[Chart and figure data]
========
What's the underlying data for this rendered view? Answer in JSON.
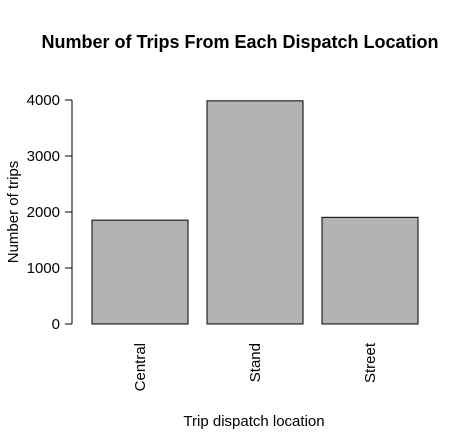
{
  "chart_data": {
    "type": "bar",
    "title": "Number of Trips From Each Dispatch Location",
    "xlabel": "Trip dispatch location",
    "ylabel": "Number of trips",
    "categories": [
      "Central",
      "Stand",
      "Street"
    ],
    "values": [
      1855,
      3985,
      1905
    ],
    "ylim": [
      0,
      4000
    ],
    "yticks": [
      "0",
      "1000",
      "2000",
      "3000",
      "4000"
    ],
    "grid": false,
    "legend": "none",
    "bar_color": "#b3b3b3",
    "bar_border_color": "#000000"
  }
}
========
Goal:
Write out all the entries again, word for word, and print no images.

Task result:
What's the underlying data for this rendered view? Answer in JSON.
{
  "chart_data": {
    "type": "bar",
    "title": "Number of Trips From Each Dispatch Location",
    "xlabel": "Trip dispatch location",
    "ylabel": "Number of trips",
    "categories": [
      "Central",
      "Stand",
      "Street"
    ],
    "values": [
      1855,
      3985,
      1905
    ],
    "ylim": [
      0,
      4000
    ],
    "yticks": [
      "0",
      "1000",
      "2000",
      "3000",
      "4000"
    ],
    "grid": false,
    "legend": "none",
    "bar_color": "#b3b3b3",
    "bar_border_color": "#000000"
  }
}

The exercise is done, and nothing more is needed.